**YOUR INSTRUCTIONS**
Repeat the listing in full. Nothing may be added or left out.

**SUPPLIED MATERIAL**

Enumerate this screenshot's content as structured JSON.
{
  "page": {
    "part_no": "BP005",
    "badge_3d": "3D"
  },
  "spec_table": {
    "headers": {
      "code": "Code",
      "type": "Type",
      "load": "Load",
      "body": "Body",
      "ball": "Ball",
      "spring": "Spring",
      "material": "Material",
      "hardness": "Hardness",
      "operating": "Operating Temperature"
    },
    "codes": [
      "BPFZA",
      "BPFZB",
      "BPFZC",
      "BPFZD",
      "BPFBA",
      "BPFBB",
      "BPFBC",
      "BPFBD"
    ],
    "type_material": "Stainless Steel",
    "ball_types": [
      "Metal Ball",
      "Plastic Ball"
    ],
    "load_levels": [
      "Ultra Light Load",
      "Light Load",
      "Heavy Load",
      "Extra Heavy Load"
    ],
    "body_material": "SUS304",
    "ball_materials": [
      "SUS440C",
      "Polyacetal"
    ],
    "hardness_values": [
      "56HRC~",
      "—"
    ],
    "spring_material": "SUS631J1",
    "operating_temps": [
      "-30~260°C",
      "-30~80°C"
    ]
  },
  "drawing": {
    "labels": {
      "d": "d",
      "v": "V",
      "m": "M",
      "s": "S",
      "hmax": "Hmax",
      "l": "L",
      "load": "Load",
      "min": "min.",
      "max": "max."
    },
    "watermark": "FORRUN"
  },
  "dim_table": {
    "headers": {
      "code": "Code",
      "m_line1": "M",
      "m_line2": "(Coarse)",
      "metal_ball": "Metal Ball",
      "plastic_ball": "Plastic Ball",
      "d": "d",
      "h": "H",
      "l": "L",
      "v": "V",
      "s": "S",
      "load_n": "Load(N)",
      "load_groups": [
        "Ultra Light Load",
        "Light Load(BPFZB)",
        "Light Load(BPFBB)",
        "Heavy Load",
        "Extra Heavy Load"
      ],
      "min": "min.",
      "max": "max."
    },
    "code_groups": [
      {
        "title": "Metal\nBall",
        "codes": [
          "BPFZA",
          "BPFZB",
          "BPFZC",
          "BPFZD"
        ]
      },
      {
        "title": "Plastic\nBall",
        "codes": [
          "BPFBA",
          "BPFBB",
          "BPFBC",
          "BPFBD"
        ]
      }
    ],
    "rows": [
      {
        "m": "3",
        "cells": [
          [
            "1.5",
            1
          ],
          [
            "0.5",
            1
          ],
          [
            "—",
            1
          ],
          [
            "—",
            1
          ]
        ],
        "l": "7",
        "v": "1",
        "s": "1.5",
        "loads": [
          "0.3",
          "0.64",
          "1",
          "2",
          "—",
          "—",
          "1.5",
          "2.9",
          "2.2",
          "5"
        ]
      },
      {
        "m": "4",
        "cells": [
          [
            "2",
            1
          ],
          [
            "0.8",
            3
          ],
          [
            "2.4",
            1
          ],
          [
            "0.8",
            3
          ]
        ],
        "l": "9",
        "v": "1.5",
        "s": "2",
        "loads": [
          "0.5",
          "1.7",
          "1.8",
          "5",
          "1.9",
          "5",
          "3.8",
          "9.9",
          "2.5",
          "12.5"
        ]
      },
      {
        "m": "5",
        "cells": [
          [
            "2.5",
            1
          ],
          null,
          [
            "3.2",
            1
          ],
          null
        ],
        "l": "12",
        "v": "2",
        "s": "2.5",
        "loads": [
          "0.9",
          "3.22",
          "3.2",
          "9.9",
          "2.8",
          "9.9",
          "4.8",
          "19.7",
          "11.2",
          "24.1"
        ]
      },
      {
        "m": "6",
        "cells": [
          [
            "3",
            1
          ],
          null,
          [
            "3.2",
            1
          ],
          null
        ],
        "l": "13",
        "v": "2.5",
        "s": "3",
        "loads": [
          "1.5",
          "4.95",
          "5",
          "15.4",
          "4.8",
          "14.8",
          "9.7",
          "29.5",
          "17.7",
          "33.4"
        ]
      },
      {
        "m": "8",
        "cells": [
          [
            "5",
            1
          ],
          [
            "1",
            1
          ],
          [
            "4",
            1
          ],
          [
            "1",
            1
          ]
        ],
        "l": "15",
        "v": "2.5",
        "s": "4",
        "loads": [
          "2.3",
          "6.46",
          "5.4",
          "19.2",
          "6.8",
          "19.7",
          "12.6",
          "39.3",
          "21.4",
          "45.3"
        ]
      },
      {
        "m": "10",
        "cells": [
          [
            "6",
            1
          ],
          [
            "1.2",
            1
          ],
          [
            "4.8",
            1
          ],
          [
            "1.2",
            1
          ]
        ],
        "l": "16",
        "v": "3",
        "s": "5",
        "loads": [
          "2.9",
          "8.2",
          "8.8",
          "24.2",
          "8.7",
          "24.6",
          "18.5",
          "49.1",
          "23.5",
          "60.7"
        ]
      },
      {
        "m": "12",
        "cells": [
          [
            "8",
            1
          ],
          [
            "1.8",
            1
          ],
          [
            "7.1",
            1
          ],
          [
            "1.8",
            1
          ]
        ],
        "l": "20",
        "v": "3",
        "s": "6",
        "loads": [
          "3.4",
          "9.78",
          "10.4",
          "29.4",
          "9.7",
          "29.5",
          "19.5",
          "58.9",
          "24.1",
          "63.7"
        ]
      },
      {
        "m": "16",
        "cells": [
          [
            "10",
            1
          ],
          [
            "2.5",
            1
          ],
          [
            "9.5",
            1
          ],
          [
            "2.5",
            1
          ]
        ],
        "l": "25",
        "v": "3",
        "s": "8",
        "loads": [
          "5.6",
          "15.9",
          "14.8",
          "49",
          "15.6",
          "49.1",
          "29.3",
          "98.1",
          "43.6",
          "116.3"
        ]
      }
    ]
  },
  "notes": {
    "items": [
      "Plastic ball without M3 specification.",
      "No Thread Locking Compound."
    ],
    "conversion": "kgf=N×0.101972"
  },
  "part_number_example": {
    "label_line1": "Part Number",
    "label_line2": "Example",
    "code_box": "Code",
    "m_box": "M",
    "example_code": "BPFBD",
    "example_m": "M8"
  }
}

**ANSWER**
Enumerate this screenshot's content as structured JSON.
{
  "page": {
    "part_no": "BP005",
    "badge_3d": "3D"
  },
  "spec_table": {
    "headers": {
      "code": "Code",
      "type": "Type",
      "load": "Load",
      "body": "Body",
      "ball": "Ball",
      "spring": "Spring",
      "material": "Material",
      "hardness": "Hardness",
      "operating": "Operating Temperature"
    },
    "codes": [
      "BPFZA",
      "BPFZB",
      "BPFZC",
      "BPFZD",
      "BPFBA",
      "BPFBB",
      "BPFBC",
      "BPFBD"
    ],
    "type_material": "Stainless Steel",
    "ball_types": [
      "Metal Ball",
      "Plastic Ball"
    ],
    "load_levels": [
      "Ultra Light Load",
      "Light Load",
      "Heavy Load",
      "Extra Heavy Load"
    ],
    "body_material": "SUS304",
    "ball_materials": [
      "SUS440C",
      "Polyacetal"
    ],
    "hardness_values": [
      "56HRC~",
      "—"
    ],
    "spring_material": "SUS631J1",
    "operating_temps": [
      "-30~260°C",
      "-30~80°C"
    ]
  },
  "drawing": {
    "labels": {
      "d": "d",
      "v": "V",
      "m": "M",
      "s": "S",
      "hmax": "Hmax",
      "l": "L",
      "load": "Load",
      "min": "min.",
      "max": "max."
    },
    "watermark": "FORRUN"
  },
  "dim_table": {
    "headers": {
      "code": "Code",
      "m_line1": "M",
      "m_line2": "(Coarse)",
      "metal_ball": "Metal Ball",
      "plastic_ball": "Plastic Ball",
      "d": "d",
      "h": "H",
      "l": "L",
      "v": "V",
      "s": "S",
      "load_n": "Load(N)",
      "load_groups": [
        "Ultra Light Load",
        "Light Load(BPFZB)",
        "Light Load(BPFBB)",
        "Heavy Load",
        "Extra Heavy Load"
      ],
      "min": "min.",
      "max": "max."
    },
    "code_groups": [
      {
        "title": "Metal\nBall",
        "codes": [
          "BPFZA",
          "BPFZB",
          "BPFZC",
          "BPFZD"
        ]
      },
      {
        "title": "Plastic\nBall",
        "codes": [
          "BPFBA",
          "BPFBB",
          "BPFBC",
          "BPFBD"
        ]
      }
    ],
    "rows": [
      {
        "m": "3",
        "cells": [
          [
            "1.5",
            1
          ],
          [
            "0.5",
            1
          ],
          [
            "—",
            1
          ],
          [
            "—",
            1
          ]
        ],
        "l": "7",
        "v": "1",
        "s": "1.5",
        "loads": [
          "0.3",
          "0.64",
          "1",
          "2",
          "—",
          "—",
          "1.5",
          "2.9",
          "2.2",
          "5"
        ]
      },
      {
        "m": "4",
        "cells": [
          [
            "2",
            1
          ],
          [
            "0.8",
            3
          ],
          [
            "2.4",
            1
          ],
          [
            "0.8",
            3
          ]
        ],
        "l": "9",
        "v": "1.5",
        "s": "2",
        "loads": [
          "0.5",
          "1.7",
          "1.8",
          "5",
          "1.9",
          "5",
          "3.8",
          "9.9",
          "2.5",
          "12.5"
        ]
      },
      {
        "m": "5",
        "cells": [
          [
            "2.5",
            1
          ],
          null,
          [
            "3.2",
            1
          ],
          null
        ],
        "l": "12",
        "v": "2",
        "s": "2.5",
        "loads": [
          "0.9",
          "3.22",
          "3.2",
          "9.9",
          "2.8",
          "9.9",
          "4.8",
          "19.7",
          "11.2",
          "24.1"
        ]
      },
      {
        "m": "6",
        "cells": [
          [
            "3",
            1
          ],
          null,
          [
            "3.2",
            1
          ],
          null
        ],
        "l": "13",
        "v": "2.5",
        "s": "3",
        "loads": [
          "1.5",
          "4.95",
          "5",
          "15.4",
          "4.8",
          "14.8",
          "9.7",
          "29.5",
          "17.7",
          "33.4"
        ]
      },
      {
        "m": "8",
        "cells": [
          [
            "5",
            1
          ],
          [
            "1",
            1
          ],
          [
            "4",
            1
          ],
          [
            "1",
            1
          ]
        ],
        "l": "15",
        "v": "2.5",
        "s": "4",
        "loads": [
          "2.3",
          "6.46",
          "5.4",
          "19.2",
          "6.8",
          "19.7",
          "12.6",
          "39.3",
          "21.4",
          "45.3"
        ]
      },
      {
        "m": "10",
        "cells": [
          [
            "6",
            1
          ],
          [
            "1.2",
            1
          ],
          [
            "4.8",
            1
          ],
          [
            "1.2",
            1
          ]
        ],
        "l": "16",
        "v": "3",
        "s": "5",
        "loads": [
          "2.9",
          "8.2",
          "8.8",
          "24.2",
          "8.7",
          "24.6",
          "18.5",
          "49.1",
          "23.5",
          "60.7"
        ]
      },
      {
        "m": "12",
        "cells": [
          [
            "8",
            1
          ],
          [
            "1.8",
            1
          ],
          [
            "7.1",
            1
          ],
          [
            "1.8",
            1
          ]
        ],
        "l": "20",
        "v": "3",
        "s": "6",
        "loads": [
          "3.4",
          "9.78",
          "10.4",
          "29.4",
          "9.7",
          "29.5",
          "19.5",
          "58.9",
          "24.1",
          "63.7"
        ]
      },
      {
        "m": "16",
        "cells": [
          [
            "10",
            1
          ],
          [
            "2.5",
            1
          ],
          [
            "9.5",
            1
          ],
          [
            "2.5",
            1
          ]
        ],
        "l": "25",
        "v": "3",
        "s": "8",
        "loads": [
          "5.6",
          "15.9",
          "14.8",
          "49",
          "15.6",
          "49.1",
          "29.3",
          "98.1",
          "43.6",
          "116.3"
        ]
      }
    ]
  },
  "notes": {
    "items": [
      "Plastic ball without M3 specification.",
      "No Thread Locking Compound."
    ],
    "conversion": "kgf=N×0.101972"
  },
  "part_number_example": {
    "label_line1": "Part Number",
    "label_line2": "Example",
    "code_box": "Code",
    "m_box": "M",
    "example_code": "BPFBD",
    "example_m": "M8"
  }
}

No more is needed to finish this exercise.